Dataset extract ▸
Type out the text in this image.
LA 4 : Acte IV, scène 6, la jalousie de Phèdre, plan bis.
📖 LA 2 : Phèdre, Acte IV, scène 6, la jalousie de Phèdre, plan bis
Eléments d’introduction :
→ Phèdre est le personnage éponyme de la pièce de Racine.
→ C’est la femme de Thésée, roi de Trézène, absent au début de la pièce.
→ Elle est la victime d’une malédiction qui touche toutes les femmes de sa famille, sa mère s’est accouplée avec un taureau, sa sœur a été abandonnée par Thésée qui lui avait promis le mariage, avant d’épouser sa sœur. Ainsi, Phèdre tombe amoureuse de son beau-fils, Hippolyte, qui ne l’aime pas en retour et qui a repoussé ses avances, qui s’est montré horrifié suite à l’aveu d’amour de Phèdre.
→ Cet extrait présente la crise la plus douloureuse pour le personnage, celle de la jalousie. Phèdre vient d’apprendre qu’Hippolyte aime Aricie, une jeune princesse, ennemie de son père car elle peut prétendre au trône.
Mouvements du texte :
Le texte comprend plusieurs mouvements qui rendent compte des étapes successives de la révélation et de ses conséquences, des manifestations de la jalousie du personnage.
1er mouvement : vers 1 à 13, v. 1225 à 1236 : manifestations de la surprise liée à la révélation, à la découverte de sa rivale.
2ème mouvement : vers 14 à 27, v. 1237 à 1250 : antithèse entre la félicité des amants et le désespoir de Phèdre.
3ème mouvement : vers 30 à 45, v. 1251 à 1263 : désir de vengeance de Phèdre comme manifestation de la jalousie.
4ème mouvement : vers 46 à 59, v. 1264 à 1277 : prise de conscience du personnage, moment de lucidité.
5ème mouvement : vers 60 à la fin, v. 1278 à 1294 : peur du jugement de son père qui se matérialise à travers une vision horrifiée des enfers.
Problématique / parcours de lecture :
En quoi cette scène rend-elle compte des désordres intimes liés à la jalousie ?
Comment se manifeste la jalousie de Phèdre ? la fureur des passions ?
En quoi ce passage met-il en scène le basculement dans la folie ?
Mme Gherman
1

Given task ▸ Search the data above for lines holding "manifestations" and copy each of them.

Exercise result ▸
Le texte comprend plusieurs mouvements qui rendent compte des étapes successives de la révélation et de ses conséquences, des manifestations de la jalousie du personnage.
1er mouvement : vers 1 à 13, v. 1225 à 1236 : manifestations de la surprise liée à la révélation, à la découverte de sa rivale.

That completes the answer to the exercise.